Nouvelles de Flandre

Quelques idées sur une politique mondiale de la langue française pour l'an 2000  

 

Ce n'est pas parce qu'on est petit qu'on ne doit pas voir grand !

Près de quarante ans se sont écoulés depuis que des personnalités et des associations ont porté la Francophonie sur les fonts baptismaux. Durant cette période qu'on qualifiera d'héroïque, celle des militants, d'Auguste Viatte à Philippe Rossillon, et sans citer beaucoup d'autres, bien des initiatives ont été lancées. Nombre d'associations ont été créées qui n'avaient pour ressources que leur papier à en-tête et pour production que leurs rubriques nécrologiques.

Beaucoup de choses ont été engagées dans de nombreux domaines de coopération. Les francophones ont, comme la majorité des huîtres, largement tétanisé leurs coquilles, parfois bâillé, en tout cas produit plus de calcaire institutionnel que de perles.

» **Tâches à réaliser**
a - Répondez à ces questions sur le texte fourni :
(i) Combien de temps s'est écoulé depuis que la Francophonie a été portée sur les fonts baptismaux ?
(ii) Entre quelles deux personnalités le texte situe-t-il la période qu'il qualifie d'héroïque ?
(iii) Selon le texte, les francophones ont produit plus de quoi que de perles ?
b - Recopiez le passage du texte fourni qui va de « Nouvelles de Flandre » à « voir grand ! ».

» **Lignes de données**

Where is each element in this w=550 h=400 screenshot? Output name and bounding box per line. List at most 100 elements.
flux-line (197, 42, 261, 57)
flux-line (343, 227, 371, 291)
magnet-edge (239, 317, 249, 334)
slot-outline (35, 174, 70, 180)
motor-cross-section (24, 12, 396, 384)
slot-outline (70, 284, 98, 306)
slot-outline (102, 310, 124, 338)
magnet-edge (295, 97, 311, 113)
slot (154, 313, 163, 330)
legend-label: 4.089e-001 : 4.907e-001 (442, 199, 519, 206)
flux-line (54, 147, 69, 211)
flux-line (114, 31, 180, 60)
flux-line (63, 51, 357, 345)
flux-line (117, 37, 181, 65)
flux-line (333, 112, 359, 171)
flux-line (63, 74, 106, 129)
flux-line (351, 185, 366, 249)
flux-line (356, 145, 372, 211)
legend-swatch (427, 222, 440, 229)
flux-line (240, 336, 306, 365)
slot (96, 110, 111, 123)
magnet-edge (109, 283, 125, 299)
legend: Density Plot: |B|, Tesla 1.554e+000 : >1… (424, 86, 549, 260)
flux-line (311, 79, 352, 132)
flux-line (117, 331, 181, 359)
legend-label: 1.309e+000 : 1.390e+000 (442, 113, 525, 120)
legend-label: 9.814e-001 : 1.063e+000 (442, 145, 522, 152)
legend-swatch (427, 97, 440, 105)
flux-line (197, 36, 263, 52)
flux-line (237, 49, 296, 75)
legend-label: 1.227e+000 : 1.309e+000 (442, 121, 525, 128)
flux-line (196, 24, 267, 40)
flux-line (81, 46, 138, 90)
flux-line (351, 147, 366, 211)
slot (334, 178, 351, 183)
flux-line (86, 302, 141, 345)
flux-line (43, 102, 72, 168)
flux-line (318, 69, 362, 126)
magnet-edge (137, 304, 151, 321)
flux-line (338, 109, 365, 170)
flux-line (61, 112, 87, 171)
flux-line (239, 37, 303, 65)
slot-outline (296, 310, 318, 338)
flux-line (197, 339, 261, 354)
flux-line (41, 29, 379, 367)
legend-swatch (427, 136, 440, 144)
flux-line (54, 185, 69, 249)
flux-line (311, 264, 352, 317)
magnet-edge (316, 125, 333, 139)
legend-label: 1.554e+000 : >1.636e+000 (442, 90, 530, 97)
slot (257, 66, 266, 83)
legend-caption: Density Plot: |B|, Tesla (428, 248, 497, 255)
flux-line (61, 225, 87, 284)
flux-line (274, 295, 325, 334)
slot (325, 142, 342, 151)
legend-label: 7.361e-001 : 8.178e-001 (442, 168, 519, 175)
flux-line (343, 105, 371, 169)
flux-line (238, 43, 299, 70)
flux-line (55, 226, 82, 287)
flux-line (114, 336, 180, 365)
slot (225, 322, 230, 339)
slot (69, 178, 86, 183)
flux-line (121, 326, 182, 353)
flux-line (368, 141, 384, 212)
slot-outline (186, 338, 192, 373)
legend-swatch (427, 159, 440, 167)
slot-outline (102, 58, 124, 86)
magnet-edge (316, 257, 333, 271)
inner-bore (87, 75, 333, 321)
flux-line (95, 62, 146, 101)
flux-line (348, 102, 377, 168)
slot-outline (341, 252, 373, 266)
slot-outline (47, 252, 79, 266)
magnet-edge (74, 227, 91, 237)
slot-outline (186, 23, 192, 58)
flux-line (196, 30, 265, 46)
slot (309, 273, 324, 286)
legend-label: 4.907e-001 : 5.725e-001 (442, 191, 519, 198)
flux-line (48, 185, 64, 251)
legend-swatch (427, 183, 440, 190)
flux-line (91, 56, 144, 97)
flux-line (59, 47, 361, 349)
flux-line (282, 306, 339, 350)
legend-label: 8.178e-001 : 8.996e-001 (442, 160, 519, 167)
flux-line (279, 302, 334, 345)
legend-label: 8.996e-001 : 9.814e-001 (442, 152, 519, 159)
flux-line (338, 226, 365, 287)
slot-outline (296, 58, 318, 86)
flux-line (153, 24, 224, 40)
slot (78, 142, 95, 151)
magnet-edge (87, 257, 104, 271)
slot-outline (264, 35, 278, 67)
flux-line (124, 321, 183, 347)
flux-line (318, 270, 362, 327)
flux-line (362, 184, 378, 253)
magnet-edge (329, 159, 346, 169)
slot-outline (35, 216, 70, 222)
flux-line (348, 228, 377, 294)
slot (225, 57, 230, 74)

» **Réponses attendues**
a -
(i) Près de quarante ans.
(ii) D'Auguste Viatte à Philippe Rossillon.
(iii) De calcaire institutionnel.

b -
Nouvelles de Flandre

Quelques idées sur une politique mondiale de la langue française pour l'an 2000  

 

Ce n'est pas parce qu'on est petit qu'on ne doit pas voir grand !